## OBJETIVO
Responde estas preguntas con base en el fragmento sobre la literatura nacional:
1. ¿Entre qué años duró la República conservadora de Colombia?
2. ¿Qué obras se señalan como la única excepción a la ausencia de vanguardismo en Colombia?
3. ¿Cómo debe escribir el escritor, según la última oración del fragmento?

## FRAGMENTO DE PÁGINA
En estas dos críticas sobresale, por supuesto, el concepto de literatura nacional. Ambas
miradas no desconocen los límites de esta figura y jamás la ponen en entredicho. Yo, la verdad
sea dicha y en tanto que escritor, tengo demasiados problemas con lo nacional. No con el
concepto en sí y sus múltiples expresiones planteadas por los estudiosos de la literatura, sino
con la manera en que el establecimiento literario colombiano, y por ende el latinoamericano,
lo ha impuesto desde el Romanticismo hasta nuestros días. En el caso colombiano, las
tendencias regionalistas, que son las que han cimentado y justificado el nacionalismo, trazaron
su frente de batalla y cerraron las puertas del país a las mejores influencias del Modernismo
cosmopolita. Colombia, cobijada por su República conservadora, que duró de 1886 hasta 1930,
y de la mano de una Iglesia cerril y una caterva de letrados hispánicos, se negó a la aventura
experimental de las vanguardias por considerarlas libertinas o ateas o comunistas. Y esta casi
total ausencia de un vanguardismo, cuya única excepción serían las crónicas de Luis Tejada y
los primeros poemas de Luis Vidales, está íntimamente relacionada con el precario proceso de
modernización que tuvo Colombia en las primeras décadas del siglo XX. Aunque sé que esta
literatura nacional ha dado buenos frutos, no me abandona la idea de que el respeto
incondicional a sus postulaciones es sospechoso porque está viciado. Lo nacional es más una
traba que un acto de liberación. No creo, ni jamás lo he hecho, que la finalidad de un escritor
sea la de reflejar en su obra la totalidad de una nacionalidad. He sido de la opinión, a veces
estimulado por la intuición del reclamo y a veces por una clara conciencia del rechazo, que
todo nacionalismo es pueril. Pretender en lo que se escribe actos de colombianidad o cosas de
esta índole es como entrar en terrenos similares a los que pregonan los espectáculos
deportivos o los populismos políticos. En realidad, siempre he pensado, y sobre todo en los
tiempos actuales, que el escritor debe escribir no como un exponente nacional sino
simplemente como un escritor.

## MATERIAL EXTRAÍDO
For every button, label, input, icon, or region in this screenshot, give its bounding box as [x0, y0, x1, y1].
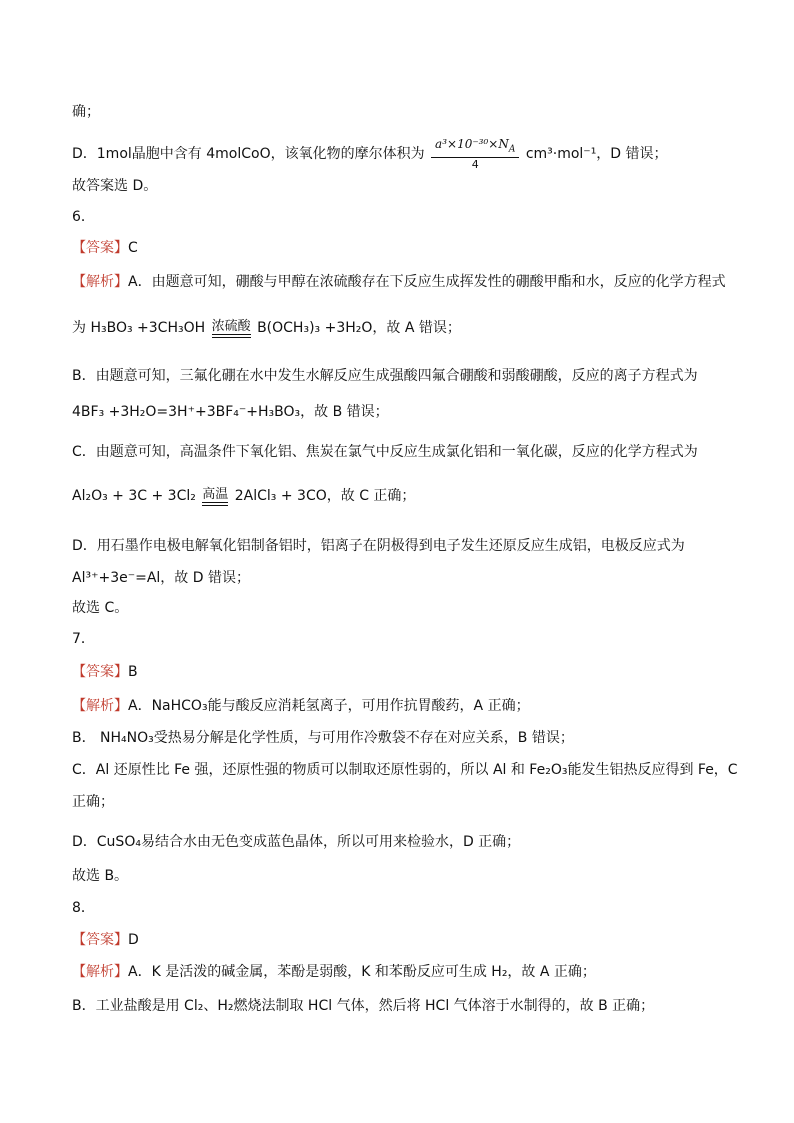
explanation-label: 【解析】: [72, 274, 128, 290]
answer-label: 【答案】: [72, 932, 128, 948]
explanation-line: C．由题意可知，高温条件下氧化铝、焦炭在氯气中反应生成氯化铝和一氧化碳，反应的化学方程式为: [72, 444, 698, 460]
explanation-line: D．用石墨作电极电解氧化铝制备铝时，铝离子在阴极得到电子发生还原反应生成铝，电极反应式为: [72, 538, 685, 554]
answer-label: 【答案】: [72, 664, 128, 680]
equation-line: 4BF₃ +3H₂O=3H⁺+3BF₄⁻+H₃BO₃，故 B 错误；: [72, 404, 389, 420]
text-line: 故答案选 D。: [72, 178, 158, 194]
explanation-line: 正确；: [72, 794, 114, 810]
text-line-molar-volume: D．1mol晶胞中含有 4molCoO，该氧化物的摩尔体积为 $\frac{a^3\times 10^{-30}\times N_A}{4}$ cm³·mol⁻¹，D 错误；: [72, 137, 668, 172]
answer-value: D: [128, 932, 139, 948]
text-line: 确；: [72, 104, 100, 120]
explanation-line: B．由题意可知，三氟化硼在水中发生水解反应生成强酸四氟合硼酸和弱酸硼酸，反应的离子方程式为: [72, 368, 698, 384]
fraction: $\frac{a^3\times 10^{-30}\times N_A}{4}$: [431, 136, 519, 172]
question-number: 8．: [72, 900, 95, 916]
question-number: 7．: [72, 631, 95, 647]
question-number: 6．: [72, 209, 95, 225]
answer-value: B: [128, 664, 138, 680]
explanation-line: C．Al 还原性比 Fe 强，还原性强的物质可以制取还原性弱的，所以 Al 和 Fe₂O₃能发生铝热反应得到 Fe，C: [72, 762, 738, 778]
equation-line: Al³⁺+3e⁻=Al，故 D 错误；: [72, 570, 250, 586]
answer-line: [72, 662, 138, 682]
reaction-condition: 浓硫酸: [212, 320, 251, 338]
text-line: 故选 C。: [72, 600, 129, 616]
equation-line: 为 H₃BO₃ +3CH₃OH 浓硫酸 B(OCH₃)₃ +3H₂O，故 A 错误；: [72, 319, 461, 336]
explanation-line: D．CuSO₄易结合水由无色变成蓝色晶体，所以可用来检验水，D 正确；: [72, 834, 521, 850]
explanation-line: B．工业盐酸是用 Cl₂、H₂燃烧法制取 HCl 气体，然后将 HCl 气体溶于水制得的，故 B 正确；: [72, 998, 655, 1014]
answer-label: 【答案】: [72, 240, 128, 256]
explanation-label: 【解析】: [72, 698, 128, 714]
explanation-label: 【解析】: [72, 964, 128, 980]
reaction-condition: 高温: [202, 488, 228, 506]
answer-line: [72, 930, 139, 950]
text-line: 故选 B。: [72, 868, 129, 884]
explanation-line: B． NH₄NO₃受热易分解是化学性质，与可用作冷敷袋不存在对应关系，B 错误；: [72, 730, 574, 746]
answer-line: [72, 238, 138, 258]
answer-value: C: [128, 240, 138, 256]
equation-line: Al₂O₃ + 3C + 3Cl₂ 高温 2AlCl₃ + 3CO，故 C 正确；: [72, 487, 416, 504]
explanation-line: 【解析】A．由题意可知，硼酸与甲醇在浓硫酸存在下反应生成挥发性的硼酸甲酯和水，反应的化学方程式: [72, 274, 726, 290]
explanation-line: 【解析】A．NaHCO₃能与酸反应消耗氢离子，可用作抗胃酸药，A 正确；: [72, 698, 530, 714]
explanation-line: 【解析】A．K 是活泼的碱金属，苯酚是弱酸，K 和苯酚反应可生成 H₂，故 A 正确；: [72, 964, 596, 980]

## SOLUCIÓN ESCRITA
1. Duró de 1886 hasta 1930.
2. Las crónicas de Luis Tejada y los primeros poemas de Luis Vidales.
3. Debe escribir no como un exponente nacional, sino simplemente como un escritor.